Stored data:
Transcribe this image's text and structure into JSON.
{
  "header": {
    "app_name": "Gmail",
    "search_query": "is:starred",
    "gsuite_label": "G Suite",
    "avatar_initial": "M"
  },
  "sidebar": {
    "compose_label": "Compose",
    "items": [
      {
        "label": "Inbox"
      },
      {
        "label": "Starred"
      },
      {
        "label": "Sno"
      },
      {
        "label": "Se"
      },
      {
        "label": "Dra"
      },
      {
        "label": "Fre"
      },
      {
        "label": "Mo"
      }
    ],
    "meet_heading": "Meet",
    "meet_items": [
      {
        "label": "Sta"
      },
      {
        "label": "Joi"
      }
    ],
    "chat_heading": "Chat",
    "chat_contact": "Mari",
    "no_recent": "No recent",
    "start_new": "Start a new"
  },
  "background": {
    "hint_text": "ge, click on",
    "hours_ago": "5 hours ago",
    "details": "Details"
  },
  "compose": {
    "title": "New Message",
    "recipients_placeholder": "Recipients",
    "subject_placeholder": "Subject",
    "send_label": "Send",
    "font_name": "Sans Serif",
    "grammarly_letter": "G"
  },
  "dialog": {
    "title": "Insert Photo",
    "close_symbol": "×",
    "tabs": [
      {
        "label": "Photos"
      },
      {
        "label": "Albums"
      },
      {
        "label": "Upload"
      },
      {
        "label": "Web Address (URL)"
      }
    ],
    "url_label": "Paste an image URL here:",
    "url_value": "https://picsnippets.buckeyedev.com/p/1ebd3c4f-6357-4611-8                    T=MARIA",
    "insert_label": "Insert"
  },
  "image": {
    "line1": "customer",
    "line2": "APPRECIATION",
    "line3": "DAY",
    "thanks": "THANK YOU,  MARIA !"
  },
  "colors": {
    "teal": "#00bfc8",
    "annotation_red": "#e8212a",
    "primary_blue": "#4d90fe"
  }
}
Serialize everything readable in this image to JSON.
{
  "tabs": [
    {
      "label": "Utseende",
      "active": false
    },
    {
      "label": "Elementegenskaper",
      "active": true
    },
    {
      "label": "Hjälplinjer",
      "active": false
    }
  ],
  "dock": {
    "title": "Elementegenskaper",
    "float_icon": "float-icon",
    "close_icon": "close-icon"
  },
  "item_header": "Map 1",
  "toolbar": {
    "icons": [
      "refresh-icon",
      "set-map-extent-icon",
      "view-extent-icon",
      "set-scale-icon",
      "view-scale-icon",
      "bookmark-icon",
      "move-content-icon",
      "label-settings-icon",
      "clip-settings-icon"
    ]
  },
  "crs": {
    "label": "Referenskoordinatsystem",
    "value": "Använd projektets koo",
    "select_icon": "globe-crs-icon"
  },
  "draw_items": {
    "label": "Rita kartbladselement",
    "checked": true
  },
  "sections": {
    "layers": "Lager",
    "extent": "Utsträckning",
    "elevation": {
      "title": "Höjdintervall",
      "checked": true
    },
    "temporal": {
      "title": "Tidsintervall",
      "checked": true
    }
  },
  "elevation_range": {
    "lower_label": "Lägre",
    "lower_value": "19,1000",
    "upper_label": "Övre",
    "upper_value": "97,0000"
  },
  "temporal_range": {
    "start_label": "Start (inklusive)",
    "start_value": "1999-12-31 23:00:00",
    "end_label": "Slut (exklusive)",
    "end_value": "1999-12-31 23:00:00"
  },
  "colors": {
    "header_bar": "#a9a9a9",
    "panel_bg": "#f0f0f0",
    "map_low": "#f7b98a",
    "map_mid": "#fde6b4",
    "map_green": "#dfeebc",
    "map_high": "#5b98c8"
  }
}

▸ To be done
Faithfully transcribe the whole of the data.

▸ Answer in full
Transcribe this image's text and structure into JSON.
{
  "header": {
    "app_name": "Gmail",
    "search_query": "is:starred",
    "gsuite_label": "G Suite",
    "avatar_initial": "M"
  },
  "sidebar": {
    "compose_label": "Compose",
    "items": [
      {
        "label": "Inbox"
      },
      {
        "label": "Starred"
      },
      {
        "label": "Sno"
      },
      {
        "label": "Se"
      },
      {
        "label": "Dra"
      },
      {
        "label": "Fre"
      },
      {
        "label": "Mo"
      }
    ],
    "meet_heading": "Meet",
    "meet_items": [
      {
        "label": "Sta"
      },
      {
        "label": "Joi"
      }
    ],
    "chat_heading": "Chat",
    "chat_contact": "Mari",
    "no_recent": "No recent",
    "start_new": "Start a new"
  },
  "background": {
    "hint_text": "ge, click on",
    "hours_ago": "5 hours ago",
    "details": "Details"
  },
  "compose": {
    "title": "New Message",
    "recipients_placeholder": "Recipients",
    "subject_placeholder": "Subject",
    "send_label": "Send",
    "font_name": "Sans Serif",
    "grammarly_letter": "G"
  },
  "dialog": {
    "title": "Insert Photo",
    "close_symbol": "×",
    "tabs": [
      {
        "label": "Photos"
      },
      {
        "label": "Albums"
      },
      {
        "label": "Upload"
      },
      {
        "label": "Web Address (URL)"
      }
    ],
    "url_label": "Paste an image URL here:",
    "url_value": "https://picsnippets.buckeyedev.com/p/1ebd3c4f-6357-4611-8                    T=MARIA",
    "insert_label": "Insert"
  },
  "image": {
    "line1": "customer",
    "line2": "APPRECIATION",
    "line3": "DAY",
    "thanks": "THANK YOU,  MARIA !"
  },
  "colors": {
    "teal": "#00bfc8",
    "annotation_red": "#e8212a",
    "primary_blue": "#4d90fe"
  }
}
Serialize everything readable in this image to JSON.
{
  "tabs": [
    {
      "label": "Utseende",
      "active": false
    },
    {
      "label": "Elementegenskaper",
      "active": true
    },
    {
      "label": "Hjälplinjer",
      "active": false
    }
  ],
  "dock": {
    "title": "Elementegenskaper",
    "float_icon": "float-icon",
    "close_icon": "close-icon"
  },
  "item_header": "Map 1",
  "toolbar": {
    "icons": [
      "refresh-icon",
      "set-map-extent-icon",
      "view-extent-icon",
      "set-scale-icon",
      "view-scale-icon",
      "bookmark-icon",
      "move-content-icon",
      "label-settings-icon",
      "clip-settings-icon"
    ]
  },
  "crs": {
    "label": "Referenskoordinatsystem",
    "value": "Använd projektets koo",
    "select_icon": "globe-crs-icon"
  },
  "draw_items": {
    "label": "Rita kartbladselement",
    "checked": true
  },
  "sections": {
    "layers": "Lager",
    "extent": "Utsträckning",
    "elevation": {
      "title": "Höjdintervall",
      "checked": true
    },
    "temporal": {
      "title": "Tidsintervall",
      "checked": true
    }
  },
  "elevation_range": {
    "lower_label": "Lägre",
    "lower_value": "19,1000",
    "upper_label": "Övre",
    "upper_value": "97,0000"
  },
  "temporal_range": {
    "start_label": "Start (inklusive)",
    "start_value": "1999-12-31 23:00:00",
    "end_label": "Slut (exklusive)",
    "end_value": "1999-12-31 23:00:00"
  },
  "colors": {
    "header_bar": "#a9a9a9",
    "panel_bg": "#f0f0f0",
    "map_low": "#f7b98a",
    "map_mid": "#fde6b4",
    "map_green": "#dfeebc",
    "map_high": "#5b98c8"
  }
}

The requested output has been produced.